Exercise task => Beneath this task is a listing; retype all of it exactly.
+--
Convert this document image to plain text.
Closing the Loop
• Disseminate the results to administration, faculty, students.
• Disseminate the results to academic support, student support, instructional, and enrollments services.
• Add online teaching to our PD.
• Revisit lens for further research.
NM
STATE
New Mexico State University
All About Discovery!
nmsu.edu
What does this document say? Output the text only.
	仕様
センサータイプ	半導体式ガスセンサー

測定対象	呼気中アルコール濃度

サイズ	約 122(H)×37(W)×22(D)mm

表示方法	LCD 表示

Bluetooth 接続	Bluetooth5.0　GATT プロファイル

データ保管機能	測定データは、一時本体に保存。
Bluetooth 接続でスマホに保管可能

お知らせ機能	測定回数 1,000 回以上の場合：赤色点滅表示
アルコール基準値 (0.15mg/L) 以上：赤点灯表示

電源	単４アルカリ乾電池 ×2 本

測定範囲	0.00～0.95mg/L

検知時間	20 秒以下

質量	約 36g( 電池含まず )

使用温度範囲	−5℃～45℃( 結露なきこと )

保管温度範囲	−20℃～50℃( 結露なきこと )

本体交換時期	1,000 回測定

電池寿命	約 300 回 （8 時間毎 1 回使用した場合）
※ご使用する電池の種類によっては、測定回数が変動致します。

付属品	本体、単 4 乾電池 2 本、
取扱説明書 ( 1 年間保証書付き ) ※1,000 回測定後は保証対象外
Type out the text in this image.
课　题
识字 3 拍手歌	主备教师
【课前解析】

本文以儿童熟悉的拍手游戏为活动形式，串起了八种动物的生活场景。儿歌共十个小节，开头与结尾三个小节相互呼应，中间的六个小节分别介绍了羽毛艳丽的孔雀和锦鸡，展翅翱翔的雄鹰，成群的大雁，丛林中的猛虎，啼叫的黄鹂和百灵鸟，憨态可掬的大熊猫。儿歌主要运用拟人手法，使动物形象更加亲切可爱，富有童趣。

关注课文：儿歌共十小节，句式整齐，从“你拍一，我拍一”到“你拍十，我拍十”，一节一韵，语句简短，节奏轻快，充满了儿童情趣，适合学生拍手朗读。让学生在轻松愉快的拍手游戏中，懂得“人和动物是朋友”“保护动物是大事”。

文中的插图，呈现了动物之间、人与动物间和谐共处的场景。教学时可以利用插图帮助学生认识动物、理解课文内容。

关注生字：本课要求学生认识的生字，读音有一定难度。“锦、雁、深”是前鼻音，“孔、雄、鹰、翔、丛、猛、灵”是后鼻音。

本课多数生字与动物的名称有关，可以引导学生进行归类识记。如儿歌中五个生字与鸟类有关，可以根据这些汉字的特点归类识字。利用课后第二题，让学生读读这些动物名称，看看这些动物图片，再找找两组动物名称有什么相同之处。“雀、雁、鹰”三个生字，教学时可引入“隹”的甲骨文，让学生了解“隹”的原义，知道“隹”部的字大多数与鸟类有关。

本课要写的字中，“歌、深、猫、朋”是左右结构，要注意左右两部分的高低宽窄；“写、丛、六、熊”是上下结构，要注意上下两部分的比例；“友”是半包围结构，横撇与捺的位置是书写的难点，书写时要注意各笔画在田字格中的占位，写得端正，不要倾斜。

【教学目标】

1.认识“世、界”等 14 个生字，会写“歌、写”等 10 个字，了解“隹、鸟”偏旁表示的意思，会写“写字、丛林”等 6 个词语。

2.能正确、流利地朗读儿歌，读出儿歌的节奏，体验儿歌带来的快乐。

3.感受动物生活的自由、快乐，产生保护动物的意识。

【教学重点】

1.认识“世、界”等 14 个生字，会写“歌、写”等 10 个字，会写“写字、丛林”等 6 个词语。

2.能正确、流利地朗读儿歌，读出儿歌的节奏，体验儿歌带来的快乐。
+--
Expected output =>
Convert this document image to plain text.
Closing the Loop
• Disseminate the results to administration, faculty, students.
• Disseminate the results to academic support, student support, instructional, and enrollments services.
• Add online teaching to our PD.
• Revisit lens for further research.
NM
STATE
New Mexico State University
All About Discovery!
nmsu.edu
What does this document say? Output the text only.
	仕様
センサータイプ	半導体式ガスセンサー

測定対象	呼気中アルコール濃度

サイズ	約 122(H)×37(W)×22(D)mm

表示方法	LCD 表示

Bluetooth 接続	Bluetooth5.0　GATT プロファイル

データ保管機能	測定データは、一時本体に保存。
Bluetooth 接続でスマホに保管可能

お知らせ機能	測定回数 1,000 回以上の場合：赤色点滅表示
アルコール基準値 (0.15mg/L) 以上：赤点灯表示

電源	単４アルカリ乾電池 ×2 本

測定範囲	0.00～0.95mg/L

検知時間	20 秒以下

質量	約 36g( 電池含まず )

使用温度範囲	−5℃～45℃( 結露なきこと )

保管温度範囲	−20℃～50℃( 結露なきこと )

本体交換時期	1,000 回測定

電池寿命	約 300 回 （8 時間毎 1 回使用した場合）
※ご使用する電池の種類によっては、測定回数が変動致します。

付属品	本体、単 4 乾電池 2 本、
取扱説明書 ( 1 年間保証書付き ) ※1,000 回測定後は保証対象外
Type out the text in this image.
课　题
识字 3 拍手歌	主备教师
【课前解析】

本文以儿童熟悉的拍手游戏为活动形式，串起了八种动物的生活场景。儿歌共十个小节，开头与结尾三个小节相互呼应，中间的六个小节分别介绍了羽毛艳丽的孔雀和锦鸡，展翅翱翔的雄鹰，成群的大雁，丛林中的猛虎，啼叫的黄鹂和百灵鸟，憨态可掬的大熊猫。儿歌主要运用拟人手法，使动物形象更加亲切可爱，富有童趣。

关注课文：儿歌共十小节，句式整齐，从“你拍一，我拍一”到“你拍十，我拍十”，一节一韵，语句简短，节奏轻快，充满了儿童情趣，适合学生拍手朗读。让学生在轻松愉快的拍手游戏中，懂得“人和动物是朋友”“保护动物是大事”。

文中的插图，呈现了动物之间、人与动物间和谐共处的场景。教学时可以利用插图帮助学生认识动物、理解课文内容。

关注生字：本课要求学生认识的生字，读音有一定难度。“锦、雁、深”是前鼻音，“孔、雄、鹰、翔、丛、猛、灵”是后鼻音。

本课多数生字与动物的名称有关，可以引导学生进行归类识记。如儿歌中五个生字与鸟类有关，可以根据这些汉字的特点归类识字。利用课后第二题，让学生读读这些动物名称，看看这些动物图片，再找找两组动物名称有什么相同之处。“雀、雁、鹰”三个生字，教学时可引入“隹”的甲骨文，让学生了解“隹”的原义，知道“隹”部的字大多数与鸟类有关。

本课要写的字中，“歌、深、猫、朋”是左右结构，要注意左右两部分的高低宽窄；“写、丛、六、熊”是上下结构，要注意上下两部分的比例；“友”是半包围结构，横撇与捺的位置是书写的难点，书写时要注意各笔画在田字格中的占位，写得端正，不要倾斜。

【教学目标】

1.认识“世、界”等 14 个生字，会写“歌、写”等 10 个字，了解“隹、鸟”偏旁表示的意思，会写“写字、丛林”等 6 个词语。

2.能正确、流利地朗读儿歌，读出儿歌的节奏，体验儿歌带来的快乐。

3.感受动物生活的自由、快乐，产生保护动物的意识。

【教学重点】

1.认识“世、界”等 14 个生字，会写“歌、写”等 10 个字，会写“写字、丛林”等 6 个词语。

2.能正确、流利地朗读儿歌，读出儿歌的节奏，体验儿歌带来的快乐。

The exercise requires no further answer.